## START

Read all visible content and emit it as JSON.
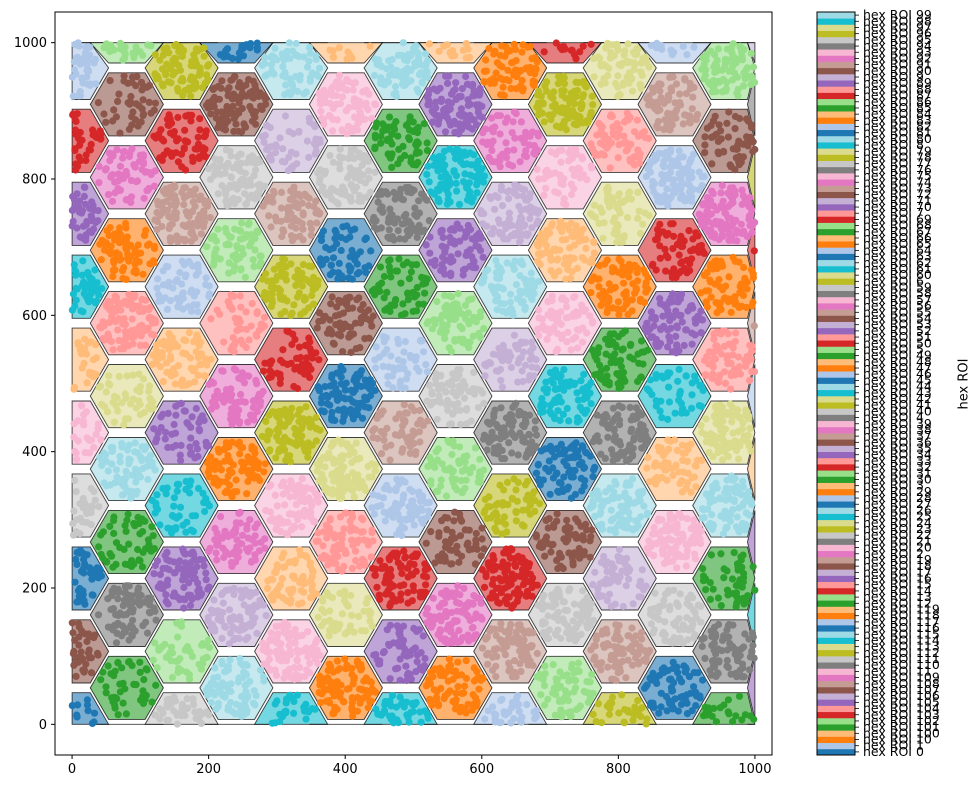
{
  "chart_data": {
    "type": "scatter",
    "title": "",
    "xlabel": "",
    "ylabel": "",
    "xlim": [
      -25,
      1025
    ],
    "ylim": [
      -45,
      1045
    ],
    "x_ticks": [
      0,
      200,
      400,
      600,
      800,
      1000
    ],
    "y_ticks": [
      0,
      200,
      400,
      600,
      800,
      1000
    ],
    "grid": false,
    "description_of_marks": "hexagonal ROI tiling over [0,1000]x[0,1000]; each hexagon filled with a translucent tab20 color and overlaid with jittered scatter points in the same color",
    "hex_grid": {
      "x_range": [
        0,
        1000
      ],
      "y_range": [
        0,
        1000
      ],
      "hex_circumradius": 53.5,
      "column_spacing": 80.2,
      "row_spacing": 107,
      "num_rois": 120,
      "points_per_roi": 70
    },
    "colormap": "tab20",
    "palette": [
      "#1f77b4",
      "#aec7e8",
      "#ff7f0e",
      "#ffbb78",
      "#2ca02c",
      "#98df8a",
      "#d62728",
      "#ff9896",
      "#9467bd",
      "#c5b0d5",
      "#8c564b",
      "#c49c94",
      "#e377c2",
      "#f7b6d2",
      "#7f7f7f",
      "#c7c7c7",
      "#bcbd22",
      "#dbdb8d",
      "#17becf",
      "#9edae5"
    ],
    "colorbar": {
      "title": "hex ROI",
      "labels": [
        "hex ROI 0",
        "hex ROI 1",
        "hex ROI 10",
        "hex ROI 100",
        "hex ROI 101",
        "hex ROI 102",
        "hex ROI 103",
        "hex ROI 104",
        "hex ROI 105",
        "hex ROI 106",
        "hex ROI 107",
        "hex ROI 108",
        "hex ROI 109",
        "hex ROI 11",
        "hex ROI 110",
        "hex ROI 111",
        "hex ROI 112",
        "hex ROI 113",
        "hex ROI 114",
        "hex ROI 115",
        "hex ROI 116",
        "hex ROI 117",
        "hex ROI 118",
        "hex ROI 119",
        "hex ROI 12",
        "hex ROI 13",
        "hex ROI 14",
        "hex ROI 15",
        "hex ROI 16",
        "hex ROI 17",
        "hex ROI 18",
        "hex ROI 19",
        "hex ROI 2",
        "hex ROI 20",
        "hex ROI 21",
        "hex ROI 22",
        "hex ROI 23",
        "hex ROI 24",
        "hex ROI 25",
        "hex ROI 26",
        "hex ROI 27",
        "hex ROI 28",
        "hex ROI 29",
        "hex ROI 3",
        "hex ROI 30",
        "hex ROI 31",
        "hex ROI 32",
        "hex ROI 33",
        "hex ROI 34",
        "hex ROI 35",
        "hex ROI 36",
        "hex ROI 37",
        "hex ROI 38",
        "hex ROI 39",
        "hex ROI 4",
        "hex ROI 40",
        "hex ROI 41",
        "hex ROI 42",
        "hex ROI 43",
        "hex ROI 44",
        "hex ROI 45",
        "hex ROI 46",
        "hex ROI 47",
        "hex ROI 48",
        "hex ROI 49",
        "hex ROI 5",
        "hex ROI 50",
        "hex ROI 51",
        "hex ROI 52",
        "hex ROI 53",
        "hex ROI 54",
        "hex ROI 55",
        "hex ROI 56",
        "hex ROI 57",
        "hex ROI 58",
        "hex ROI 59",
        "hex ROI 6",
        "hex ROI 60",
        "hex ROI 61",
        "hex ROI 62",
        "hex ROI 63",
        "hex ROI 64",
        "hex ROI 65",
        "hex ROI 66",
        "hex ROI 67",
        "hex ROI 68",
        "hex ROI 69",
        "hex ROI 7",
        "hex ROI 70",
        "hex ROI 71",
        "hex ROI 72",
        "hex ROI 73",
        "hex ROI 74",
        "hex ROI 75",
        "hex ROI 76",
        "hex ROI 77",
        "hex ROI 78",
        "hex ROI 79",
        "hex ROI 8",
        "hex ROI 80",
        "hex ROI 81",
        "hex ROI 82",
        "hex ROI 83",
        "hex ROI 84",
        "hex ROI 85",
        "hex ROI 86",
        "hex ROI 87",
        "hex ROI 88",
        "hex ROI 89",
        "hex ROI 9",
        "hex ROI 90",
        "hex ROI 91",
        "hex ROI 92",
        "hex ROI 93",
        "hex ROI 94",
        "hex ROI 95",
        "hex ROI 96",
        "hex ROI 97",
        "hex ROI 98",
        "hex ROI 99"
      ]
    }
  }
}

## END

List each line of the records that holds the string "scatter".

**Problem solution:**
    "type": "scatter",
    "description_of_marks": "hexagonal ROI tiling over [0,1000]x[0,1000]; each hexagon filled with a translucent tab20 color and overlaid with jittered scatter points in the same color",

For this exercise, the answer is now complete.